**Task description:** Each entry below is to be duplicated verbatim.

**Data:**
-=-=-=-=-
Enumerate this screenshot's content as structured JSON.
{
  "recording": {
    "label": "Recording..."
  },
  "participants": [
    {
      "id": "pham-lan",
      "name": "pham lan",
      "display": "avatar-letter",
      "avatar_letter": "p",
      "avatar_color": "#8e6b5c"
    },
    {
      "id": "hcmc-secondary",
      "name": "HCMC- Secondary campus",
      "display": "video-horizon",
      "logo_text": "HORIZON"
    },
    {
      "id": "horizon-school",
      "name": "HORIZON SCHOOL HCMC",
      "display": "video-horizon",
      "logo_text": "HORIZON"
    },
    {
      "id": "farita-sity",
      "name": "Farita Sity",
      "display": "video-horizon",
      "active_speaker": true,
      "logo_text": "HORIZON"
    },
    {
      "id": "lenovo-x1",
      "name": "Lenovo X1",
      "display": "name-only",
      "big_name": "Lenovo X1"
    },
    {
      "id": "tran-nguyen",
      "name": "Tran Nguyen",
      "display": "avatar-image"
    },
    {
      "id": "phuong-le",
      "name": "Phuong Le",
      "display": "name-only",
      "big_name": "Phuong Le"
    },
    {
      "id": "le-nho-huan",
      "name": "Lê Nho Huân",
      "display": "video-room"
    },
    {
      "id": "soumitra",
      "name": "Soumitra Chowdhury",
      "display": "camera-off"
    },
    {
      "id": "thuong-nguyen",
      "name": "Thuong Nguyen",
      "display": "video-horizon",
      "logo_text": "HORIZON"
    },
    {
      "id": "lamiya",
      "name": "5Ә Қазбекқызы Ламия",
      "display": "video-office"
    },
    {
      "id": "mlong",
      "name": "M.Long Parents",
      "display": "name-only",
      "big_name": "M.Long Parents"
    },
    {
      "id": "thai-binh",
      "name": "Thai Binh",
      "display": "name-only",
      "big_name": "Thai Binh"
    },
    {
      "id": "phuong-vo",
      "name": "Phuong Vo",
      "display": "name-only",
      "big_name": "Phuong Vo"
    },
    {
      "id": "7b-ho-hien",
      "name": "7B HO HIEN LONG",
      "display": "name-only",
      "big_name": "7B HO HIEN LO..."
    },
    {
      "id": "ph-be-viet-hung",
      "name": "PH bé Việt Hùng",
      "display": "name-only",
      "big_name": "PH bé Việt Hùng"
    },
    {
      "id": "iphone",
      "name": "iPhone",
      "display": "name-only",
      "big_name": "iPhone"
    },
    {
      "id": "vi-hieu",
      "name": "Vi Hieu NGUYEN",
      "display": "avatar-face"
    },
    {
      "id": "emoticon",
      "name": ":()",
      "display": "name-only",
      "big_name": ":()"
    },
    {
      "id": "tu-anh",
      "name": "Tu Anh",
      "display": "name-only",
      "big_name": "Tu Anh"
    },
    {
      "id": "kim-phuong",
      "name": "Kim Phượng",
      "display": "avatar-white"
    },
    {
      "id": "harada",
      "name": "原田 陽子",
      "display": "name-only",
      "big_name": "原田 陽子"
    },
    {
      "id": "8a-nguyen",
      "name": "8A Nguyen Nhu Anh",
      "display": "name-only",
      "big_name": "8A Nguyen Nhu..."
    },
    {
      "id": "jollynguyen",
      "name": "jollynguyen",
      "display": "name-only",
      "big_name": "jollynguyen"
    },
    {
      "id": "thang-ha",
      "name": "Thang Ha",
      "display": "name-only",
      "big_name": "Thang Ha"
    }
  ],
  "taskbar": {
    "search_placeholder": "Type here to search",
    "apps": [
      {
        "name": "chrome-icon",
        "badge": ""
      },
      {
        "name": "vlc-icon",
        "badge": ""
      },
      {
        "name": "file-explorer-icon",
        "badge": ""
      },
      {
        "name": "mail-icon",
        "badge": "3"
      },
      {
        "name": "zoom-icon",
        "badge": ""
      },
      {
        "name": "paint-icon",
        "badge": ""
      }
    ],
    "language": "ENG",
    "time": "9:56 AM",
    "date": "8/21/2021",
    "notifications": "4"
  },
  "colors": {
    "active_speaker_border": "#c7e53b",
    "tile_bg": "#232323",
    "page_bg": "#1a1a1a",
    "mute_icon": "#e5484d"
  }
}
-=-=-=-=-
**Finished answer:**
Enumerate this screenshot's content as structured JSON.
{
  "recording": {
    "label": "Recording..."
  },
  "participants": [
    {
      "id": "pham-lan",
      "name": "pham lan",
      "display": "avatar-letter",
      "avatar_letter": "p",
      "avatar_color": "#8e6b5c"
    },
    {
      "id": "hcmc-secondary",
      "name": "HCMC- Secondary campus",
      "display": "video-horizon",
      "logo_text": "HORIZON"
    },
    {
      "id": "horizon-school",
      "name": "HORIZON SCHOOL HCMC",
      "display": "video-horizon",
      "logo_text": "HORIZON"
    },
    {
      "id": "farita-sity",
      "name": "Farita Sity",
      "display": "video-horizon",
      "active_speaker": true,
      "logo_text": "HORIZON"
    },
    {
      "id": "lenovo-x1",
      "name": "Lenovo X1",
      "display": "name-only",
      "big_name": "Lenovo X1"
    },
    {
      "id": "tran-nguyen",
      "name": "Tran Nguyen",
      "display": "avatar-image"
    },
    {
      "id": "phuong-le",
      "name": "Phuong Le",
      "display": "name-only",
      "big_name": "Phuong Le"
    },
    {
      "id": "le-nho-huan",
      "name": "Lê Nho Huân",
      "display": "video-room"
    },
    {
      "id": "soumitra",
      "name": "Soumitra Chowdhury",
      "display": "camera-off"
    },
    {
      "id": "thuong-nguyen",
      "name": "Thuong Nguyen",
      "display": "video-horizon",
      "logo_text": "HORIZON"
    },
    {
      "id": "lamiya",
      "name": "5Ә Қазбекқызы Ламия",
      "display": "video-office"
    },
    {
      "id": "mlong",
      "name": "M.Long Parents",
      "display": "name-only",
      "big_name": "M.Long Parents"
    },
    {
      "id": "thai-binh",
      "name": "Thai Binh",
      "display": "name-only",
      "big_name": "Thai Binh"
    },
    {
      "id": "phuong-vo",
      "name": "Phuong Vo",
      "display": "name-only",
      "big_name": "Phuong Vo"
    },
    {
      "id": "7b-ho-hien",
      "name": "7B HO HIEN LONG",
      "display": "name-only",
      "big_name": "7B HO HIEN LO..."
    },
    {
      "id": "ph-be-viet-hung",
      "name": "PH bé Việt Hùng",
      "display": "name-only",
      "big_name": "PH bé Việt Hùng"
    },
    {
      "id": "iphone",
      "name": "iPhone",
      "display": "name-only",
      "big_name": "iPhone"
    },
    {
      "id": "vi-hieu",
      "name": "Vi Hieu NGUYEN",
      "display": "avatar-face"
    },
    {
      "id": "emoticon",
      "name": ":()",
      "display": "name-only",
      "big_name": ":()"
    },
    {
      "id": "tu-anh",
      "name": "Tu Anh",
      "display": "name-only",
      "big_name": "Tu Anh"
    },
    {
      "id": "kim-phuong",
      "name": "Kim Phượng",
      "display": "avatar-white"
    },
    {
      "id": "harada",
      "name": "原田 陽子",
      "display": "name-only",
      "big_name": "原田 陽子"
    },
    {
      "id": "8a-nguyen",
      "name": "8A Nguyen Nhu Anh",
      "display": "name-only",
      "big_name": "8A Nguyen Nhu..."
    },
    {
      "id": "jollynguyen",
      "name": "jollynguyen",
      "display": "name-only",
      "big_name": "jollynguyen"
    },
    {
      "id": "thang-ha",
      "name": "Thang Ha",
      "display": "name-only",
      "big_name": "Thang Ha"
    }
  ],
  "taskbar": {
    "search_placeholder": "Type here to search",
    "apps": [
      {
        "name": "chrome-icon",
        "badge": ""
      },
      {
        "name": "vlc-icon",
        "badge": ""
      },
      {
        "name": "file-explorer-icon",
        "badge": ""
      },
      {
        "name": "mail-icon",
        "badge": "3"
      },
      {
        "name": "zoom-icon",
        "badge": ""
      },
      {
        "name": "paint-icon",
        "badge": ""
      }
    ],
    "language": "ENG",
    "time": "9:56 AM",
    "date": "8/21/2021",
    "notifications": "4"
  },
  "colors": {
    "active_speaker_border": "#c7e53b",
    "tile_bg": "#232323",
    "page_bg": "#1a1a1a",
    "mute_icon": "#e5484d"
  }
}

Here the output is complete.